**PROVIDED RECORDS**
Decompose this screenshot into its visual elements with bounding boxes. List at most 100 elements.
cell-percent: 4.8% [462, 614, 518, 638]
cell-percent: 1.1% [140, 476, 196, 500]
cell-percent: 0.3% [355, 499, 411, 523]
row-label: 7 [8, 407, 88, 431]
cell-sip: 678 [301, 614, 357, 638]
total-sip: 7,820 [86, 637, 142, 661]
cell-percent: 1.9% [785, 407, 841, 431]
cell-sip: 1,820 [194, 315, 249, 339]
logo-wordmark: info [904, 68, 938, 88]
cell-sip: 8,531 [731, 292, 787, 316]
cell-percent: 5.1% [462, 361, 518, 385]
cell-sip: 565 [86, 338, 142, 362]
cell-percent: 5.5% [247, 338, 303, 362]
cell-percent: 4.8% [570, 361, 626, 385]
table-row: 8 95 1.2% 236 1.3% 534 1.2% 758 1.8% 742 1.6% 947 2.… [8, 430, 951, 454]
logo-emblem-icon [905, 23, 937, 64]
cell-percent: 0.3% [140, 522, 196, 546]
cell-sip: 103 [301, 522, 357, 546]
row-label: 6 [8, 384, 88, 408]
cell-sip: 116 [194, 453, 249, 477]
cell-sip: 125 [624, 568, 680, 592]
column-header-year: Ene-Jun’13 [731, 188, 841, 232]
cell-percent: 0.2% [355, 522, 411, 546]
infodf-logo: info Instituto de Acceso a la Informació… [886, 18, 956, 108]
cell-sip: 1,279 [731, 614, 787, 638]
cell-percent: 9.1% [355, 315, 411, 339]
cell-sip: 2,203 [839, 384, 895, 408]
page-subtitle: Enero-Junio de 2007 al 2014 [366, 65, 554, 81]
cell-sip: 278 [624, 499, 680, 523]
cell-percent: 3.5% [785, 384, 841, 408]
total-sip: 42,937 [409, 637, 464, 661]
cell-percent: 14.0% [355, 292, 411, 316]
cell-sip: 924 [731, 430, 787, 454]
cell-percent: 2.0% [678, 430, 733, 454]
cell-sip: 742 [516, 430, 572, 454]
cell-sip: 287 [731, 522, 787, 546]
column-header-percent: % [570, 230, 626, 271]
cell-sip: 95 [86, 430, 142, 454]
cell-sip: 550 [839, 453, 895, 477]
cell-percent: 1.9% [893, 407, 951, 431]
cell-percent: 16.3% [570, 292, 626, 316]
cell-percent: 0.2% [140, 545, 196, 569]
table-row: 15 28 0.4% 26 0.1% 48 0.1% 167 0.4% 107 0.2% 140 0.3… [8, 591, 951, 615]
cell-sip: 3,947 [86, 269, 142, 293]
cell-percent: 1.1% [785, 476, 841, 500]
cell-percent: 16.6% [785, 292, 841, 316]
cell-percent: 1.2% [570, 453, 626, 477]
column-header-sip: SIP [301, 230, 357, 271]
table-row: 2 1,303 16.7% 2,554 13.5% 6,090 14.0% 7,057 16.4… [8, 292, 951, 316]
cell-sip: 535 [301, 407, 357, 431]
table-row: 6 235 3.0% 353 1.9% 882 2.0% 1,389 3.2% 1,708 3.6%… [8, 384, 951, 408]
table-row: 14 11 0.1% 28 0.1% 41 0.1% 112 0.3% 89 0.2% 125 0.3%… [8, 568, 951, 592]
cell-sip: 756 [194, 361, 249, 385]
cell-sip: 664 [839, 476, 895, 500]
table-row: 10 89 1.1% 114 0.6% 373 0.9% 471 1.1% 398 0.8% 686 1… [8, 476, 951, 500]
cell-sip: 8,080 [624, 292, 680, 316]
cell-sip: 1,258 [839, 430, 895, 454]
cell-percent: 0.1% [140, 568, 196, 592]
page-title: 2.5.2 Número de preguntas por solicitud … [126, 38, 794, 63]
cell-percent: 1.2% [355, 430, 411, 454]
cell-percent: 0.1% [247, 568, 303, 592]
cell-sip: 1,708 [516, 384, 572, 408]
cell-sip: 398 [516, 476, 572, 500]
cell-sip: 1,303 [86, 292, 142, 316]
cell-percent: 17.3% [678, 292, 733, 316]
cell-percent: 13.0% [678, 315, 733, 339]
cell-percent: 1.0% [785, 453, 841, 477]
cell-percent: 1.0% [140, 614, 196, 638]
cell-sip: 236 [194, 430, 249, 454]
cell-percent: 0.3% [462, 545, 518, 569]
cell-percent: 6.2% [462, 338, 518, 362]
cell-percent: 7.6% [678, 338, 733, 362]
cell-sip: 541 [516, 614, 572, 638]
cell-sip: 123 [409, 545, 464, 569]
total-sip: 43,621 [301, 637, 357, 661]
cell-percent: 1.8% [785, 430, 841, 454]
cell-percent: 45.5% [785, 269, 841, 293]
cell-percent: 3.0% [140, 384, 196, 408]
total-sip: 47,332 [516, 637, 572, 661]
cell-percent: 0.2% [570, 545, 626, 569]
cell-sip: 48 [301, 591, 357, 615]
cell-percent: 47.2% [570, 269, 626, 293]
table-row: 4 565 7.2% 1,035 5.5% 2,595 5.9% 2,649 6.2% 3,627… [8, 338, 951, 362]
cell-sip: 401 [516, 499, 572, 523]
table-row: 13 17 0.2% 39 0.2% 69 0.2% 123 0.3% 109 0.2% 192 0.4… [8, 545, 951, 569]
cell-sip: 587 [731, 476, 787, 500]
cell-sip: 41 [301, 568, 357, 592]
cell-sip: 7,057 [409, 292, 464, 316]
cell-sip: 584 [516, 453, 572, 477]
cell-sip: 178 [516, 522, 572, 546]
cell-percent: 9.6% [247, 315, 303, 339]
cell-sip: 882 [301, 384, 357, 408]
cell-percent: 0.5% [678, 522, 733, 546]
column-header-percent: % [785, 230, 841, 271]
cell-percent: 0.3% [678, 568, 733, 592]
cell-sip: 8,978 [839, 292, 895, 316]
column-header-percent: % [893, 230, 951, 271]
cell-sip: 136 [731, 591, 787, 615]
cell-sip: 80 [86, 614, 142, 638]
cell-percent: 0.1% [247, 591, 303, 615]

**EXERCISE OBJECTIVE**
Quote word for word everything from the start of the rows above down to the row that contains "row-label: 7 [8, 407, 88, 431]", including that row.

**THE SOLUTION**
Decompose this screenshot into its visual elements with bounding boxes. List at most 100 elements.
cell-percent: 4.8% [462, 614, 518, 638]
cell-percent: 1.1% [140, 476, 196, 500]
cell-percent: 0.3% [355, 499, 411, 523]
row-label: 7 [8, 407, 88, 431]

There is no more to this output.